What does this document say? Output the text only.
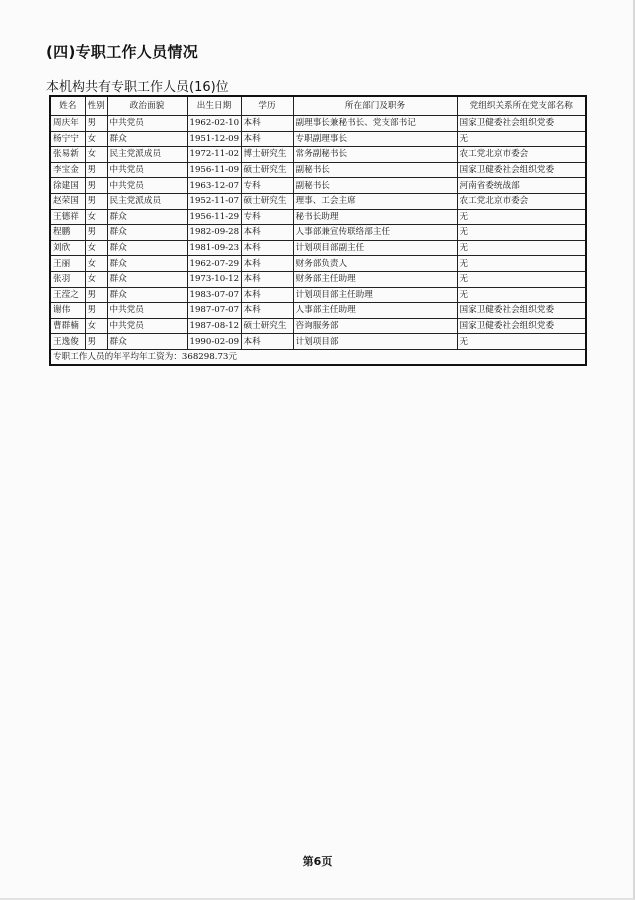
(四)专职工作人员情况
本机构共有专职工作人员(16)位
姓名	性别	政治面貌	出生日期	学历	所在部门及职务	党组织关系所在党支部名称
周庆年	男	中共党员	1962-02-10	本科	副理事长兼秘书长、党支部书记	国家卫健委社会组织党委
杨宁宁	女	群众	1951-12-09	本科	专职副理事长	无
张易新	女	民主党派成员	1972-11-02	博士研究生	常务副秘书长	农工党北京市委会
李宝金	男	中共党员	1956-11-09	硕士研究生	副秘书长	国家卫健委社会组织党委
徐建国	男	中共党员	1963-12-07	专科	副秘书长	河南省委统战部
赵荣国	男	民主党派成员	1952-11-07	硕士研究生	理事、工会主席	农工党北京市委会
王德祥	女	群众	1956-11-29	专科	秘书长助理	无
程鹏	男	群众	1982-09-28	本科	人事部兼宣传联络部主任	无
刘欣	女	群众	1981-09-23	本科	计划项目部副主任	无
王丽	女	群众	1962-07-29	本科	财务部负责人	无
张羽	女	群众	1973-10-12	本科	财务部主任助理	无
王滢之	男	群众	1983-07-07	本科	计划项目部主任助理	无
谢伟	男	中共党员	1987-07-07	本科	人事部主任助理	国家卫健委社会组织党委
曹群楠	女	中共党员	1987-08-12	硕士研究生	咨询服务部	国家卫健委社会组织党委
王逸俊	男	群众	1990-02-09	本科	计划项目部	无
专职工作人员的年平均年工资为：368298.73元						
第6页
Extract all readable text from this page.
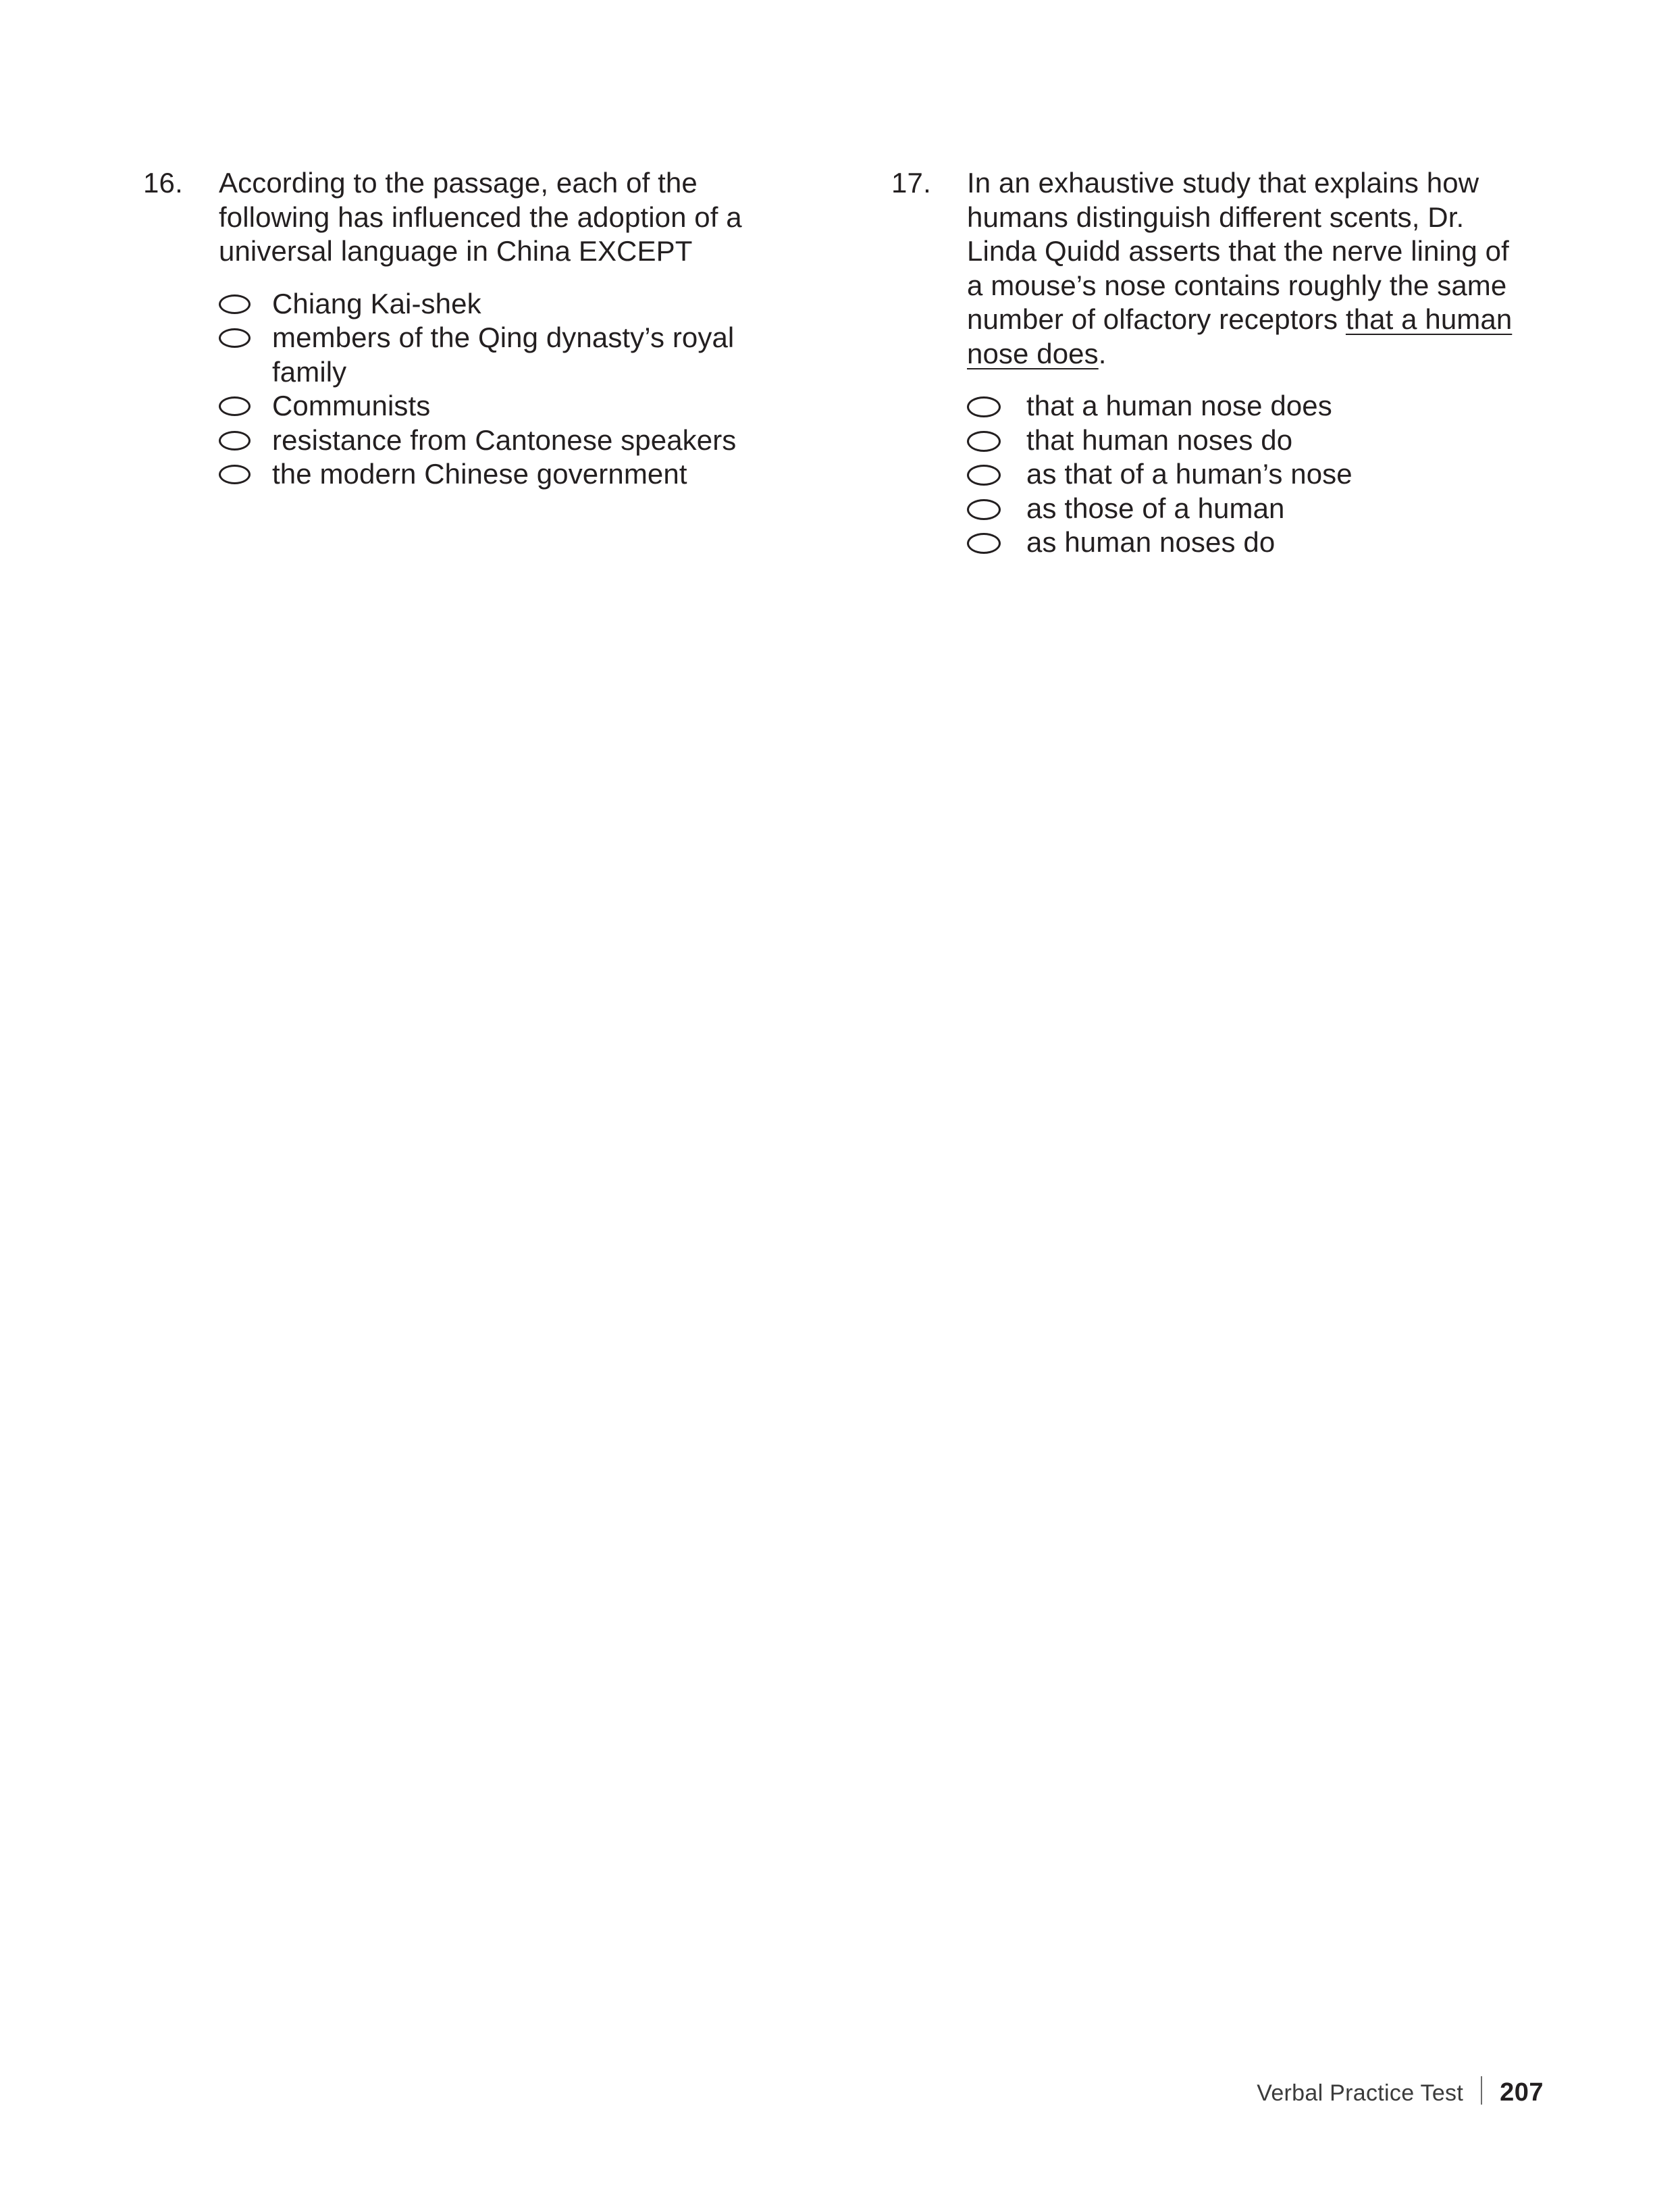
16.	According to the passage, each of the following has influenced the adoption of a universal language in China EXCEPT

Chiang Kai-shek
members of the Qing dynasty’s royal family
Communists
resistance from Cantonese speakers
the modern Chinese government
17.	In an exhaustive study that explains how humans distinguish different scents, Dr. Linda Quidd asserts that the nerve lining of a mouse’s nose contains roughly the same number of olfactory receptors that a human nose does.

that a human nose does
that human noses do
as that of a human’s nose
as those of a human
as human noses do
Verbal Practice Test 207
━━━━━━━━━━
* TASK DIRECTIONS
Write the lines above out again exactly, without any of their pictures.

* RESULT BELOW
What does this document say? Output the text only.
(四)专职工作人员情况
本机构共有专职工作人员(16)位
姓名	性别	政治面貌	出生日期	学历	所在部门及职务	党组织关系所在党支部名称
周庆年	男	中共党员	1962-02-10	本科	副理事长兼秘书长、党支部书记	国家卫健委社会组织党委
杨宁宁	女	群众	1951-12-09	本科	专职副理事长	无
张易新	女	民主党派成员	1972-11-02	博士研究生	常务副秘书长	农工党北京市委会
李宝金	男	中共党员	1956-11-09	硕士研究生	副秘书长	国家卫健委社会组织党委
徐建国	男	中共党员	1963-12-07	专科	副秘书长	河南省委统战部
赵荣国	男	民主党派成员	1952-11-07	硕士研究生	理事、工会主席	农工党北京市委会
王德祥	女	群众	1956-11-29	专科	秘书长助理	无
程鹏	男	群众	1982-09-28	本科	人事部兼宣传联络部主任	无
刘欣	女	群众	1981-09-23	本科	计划项目部副主任	无
王丽	女	群众	1962-07-29	本科	财务部负责人	无
张羽	女	群众	1973-10-12	本科	财务部主任助理	无
王滢之	男	群众	1983-07-07	本科	计划项目部主任助理	无
谢伟	男	中共党员	1987-07-07	本科	人事部主任助理	国家卫健委社会组织党委
曹群楠	女	中共党员	1987-08-12	硕士研究生	咨询服务部	国家卫健委社会组织党委
王逸俊	男	群众	1990-02-09	本科	计划项目部	无
专职工作人员的年平均年工资为：368298.73元						
第6页
Extract all readable text from this page.
16.	According to the passage, each of the following has influenced the adoption of a universal language in China EXCEPT

Chiang Kai-shek
members of the Qing dynasty’s royal family
Communists
resistance from Cantonese speakers
the modern Chinese government
17.	In an exhaustive study that explains how humans distinguish different scents, Dr. Linda Quidd asserts that the nerve lining of a mouse’s nose contains roughly the same number of olfactory receptors that a human nose does.

that a human nose does
that human noses do
as that of a human’s nose
as those of a human
as human noses do
Verbal Practice Test 207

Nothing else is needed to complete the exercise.